Instructions to follow:
Collect each line of the entries that holds the string "التهديدات".

Records for processing:
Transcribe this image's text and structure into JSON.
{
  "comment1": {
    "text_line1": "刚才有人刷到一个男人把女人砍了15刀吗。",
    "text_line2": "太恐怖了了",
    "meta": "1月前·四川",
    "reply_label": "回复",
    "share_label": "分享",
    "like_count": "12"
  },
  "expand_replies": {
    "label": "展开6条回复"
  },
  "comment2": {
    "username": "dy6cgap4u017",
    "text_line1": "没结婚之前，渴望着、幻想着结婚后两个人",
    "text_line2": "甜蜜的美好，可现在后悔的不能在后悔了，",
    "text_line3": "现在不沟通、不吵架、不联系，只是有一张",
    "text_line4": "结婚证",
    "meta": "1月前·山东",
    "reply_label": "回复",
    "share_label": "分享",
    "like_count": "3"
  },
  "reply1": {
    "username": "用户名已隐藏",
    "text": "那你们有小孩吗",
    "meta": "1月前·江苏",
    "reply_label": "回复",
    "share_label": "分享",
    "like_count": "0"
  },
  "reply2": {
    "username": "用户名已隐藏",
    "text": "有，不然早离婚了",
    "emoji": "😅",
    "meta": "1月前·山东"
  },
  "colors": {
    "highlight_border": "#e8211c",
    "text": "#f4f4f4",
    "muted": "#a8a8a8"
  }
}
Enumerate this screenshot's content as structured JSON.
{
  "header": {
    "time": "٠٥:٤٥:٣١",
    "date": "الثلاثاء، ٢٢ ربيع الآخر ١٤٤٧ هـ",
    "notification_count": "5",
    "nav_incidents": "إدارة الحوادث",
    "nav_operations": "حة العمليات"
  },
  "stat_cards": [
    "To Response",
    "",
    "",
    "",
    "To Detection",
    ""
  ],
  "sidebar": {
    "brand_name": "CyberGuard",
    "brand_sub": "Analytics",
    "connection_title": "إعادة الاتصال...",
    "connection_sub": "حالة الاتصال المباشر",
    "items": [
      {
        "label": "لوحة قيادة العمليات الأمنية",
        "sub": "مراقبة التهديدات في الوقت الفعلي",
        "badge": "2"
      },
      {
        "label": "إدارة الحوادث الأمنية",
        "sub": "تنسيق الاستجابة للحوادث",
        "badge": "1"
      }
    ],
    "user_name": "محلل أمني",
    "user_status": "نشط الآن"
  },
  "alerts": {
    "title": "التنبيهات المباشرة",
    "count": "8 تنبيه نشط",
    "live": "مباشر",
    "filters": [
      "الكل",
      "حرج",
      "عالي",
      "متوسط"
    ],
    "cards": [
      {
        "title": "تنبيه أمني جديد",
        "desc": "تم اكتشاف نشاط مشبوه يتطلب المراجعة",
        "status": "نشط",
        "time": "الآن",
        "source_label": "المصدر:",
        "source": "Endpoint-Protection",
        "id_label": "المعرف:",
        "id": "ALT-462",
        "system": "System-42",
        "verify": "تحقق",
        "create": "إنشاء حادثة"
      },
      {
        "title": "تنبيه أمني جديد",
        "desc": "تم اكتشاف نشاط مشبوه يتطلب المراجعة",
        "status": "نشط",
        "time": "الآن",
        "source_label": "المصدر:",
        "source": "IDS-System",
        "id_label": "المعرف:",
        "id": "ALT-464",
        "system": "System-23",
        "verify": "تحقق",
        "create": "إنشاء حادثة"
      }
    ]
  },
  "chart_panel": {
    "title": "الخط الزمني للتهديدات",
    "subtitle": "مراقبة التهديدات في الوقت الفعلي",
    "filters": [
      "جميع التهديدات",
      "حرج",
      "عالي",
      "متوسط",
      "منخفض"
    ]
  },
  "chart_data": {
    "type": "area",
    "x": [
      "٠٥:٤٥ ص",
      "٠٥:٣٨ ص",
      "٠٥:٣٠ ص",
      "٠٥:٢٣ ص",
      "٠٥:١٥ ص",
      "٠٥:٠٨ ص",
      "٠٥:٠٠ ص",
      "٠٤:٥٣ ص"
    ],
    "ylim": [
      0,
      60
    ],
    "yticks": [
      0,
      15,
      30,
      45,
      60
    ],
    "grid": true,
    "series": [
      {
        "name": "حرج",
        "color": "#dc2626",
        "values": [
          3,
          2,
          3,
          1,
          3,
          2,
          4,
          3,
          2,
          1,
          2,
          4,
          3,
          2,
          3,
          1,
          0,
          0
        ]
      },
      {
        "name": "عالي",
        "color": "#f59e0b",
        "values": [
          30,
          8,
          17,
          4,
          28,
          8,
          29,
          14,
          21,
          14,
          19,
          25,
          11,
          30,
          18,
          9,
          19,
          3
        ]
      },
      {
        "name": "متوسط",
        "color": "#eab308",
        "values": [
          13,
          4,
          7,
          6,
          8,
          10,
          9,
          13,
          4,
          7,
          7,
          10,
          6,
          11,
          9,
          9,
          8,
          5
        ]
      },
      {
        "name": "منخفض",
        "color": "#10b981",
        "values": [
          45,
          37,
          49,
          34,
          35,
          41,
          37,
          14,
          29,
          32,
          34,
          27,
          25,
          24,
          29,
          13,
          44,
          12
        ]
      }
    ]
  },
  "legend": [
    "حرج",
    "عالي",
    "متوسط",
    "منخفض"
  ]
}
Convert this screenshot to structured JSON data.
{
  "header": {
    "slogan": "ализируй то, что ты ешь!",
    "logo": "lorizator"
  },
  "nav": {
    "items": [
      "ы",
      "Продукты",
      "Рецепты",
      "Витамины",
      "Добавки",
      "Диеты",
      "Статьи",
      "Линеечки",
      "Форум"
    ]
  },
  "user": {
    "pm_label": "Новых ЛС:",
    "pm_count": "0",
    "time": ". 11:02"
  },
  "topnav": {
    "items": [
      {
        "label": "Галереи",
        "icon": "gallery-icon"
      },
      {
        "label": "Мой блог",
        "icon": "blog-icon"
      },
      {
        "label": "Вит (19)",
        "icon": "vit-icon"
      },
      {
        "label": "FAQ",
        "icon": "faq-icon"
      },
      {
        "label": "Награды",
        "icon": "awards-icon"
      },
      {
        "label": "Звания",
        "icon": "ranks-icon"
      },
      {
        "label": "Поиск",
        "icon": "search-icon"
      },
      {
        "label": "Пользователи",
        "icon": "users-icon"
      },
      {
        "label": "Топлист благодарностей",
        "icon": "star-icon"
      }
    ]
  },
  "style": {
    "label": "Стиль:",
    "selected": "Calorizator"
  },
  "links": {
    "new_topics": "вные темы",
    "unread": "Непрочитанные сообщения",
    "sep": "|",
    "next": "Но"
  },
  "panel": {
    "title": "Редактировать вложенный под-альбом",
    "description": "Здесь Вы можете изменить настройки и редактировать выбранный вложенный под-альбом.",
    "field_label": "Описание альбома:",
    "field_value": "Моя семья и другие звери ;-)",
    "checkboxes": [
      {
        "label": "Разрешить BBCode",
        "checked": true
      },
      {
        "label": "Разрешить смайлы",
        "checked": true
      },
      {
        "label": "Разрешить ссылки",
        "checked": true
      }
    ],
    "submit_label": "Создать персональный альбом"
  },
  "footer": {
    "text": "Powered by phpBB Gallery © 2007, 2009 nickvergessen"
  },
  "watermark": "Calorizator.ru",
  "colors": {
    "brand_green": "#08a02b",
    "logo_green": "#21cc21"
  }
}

Task result:
        "sub": "مراقبة التهديدات في الوقت الفعلي",
    "subtitle": "مراقبة التهديدات في الوقت الفعلي",
      "جميع التهديدات",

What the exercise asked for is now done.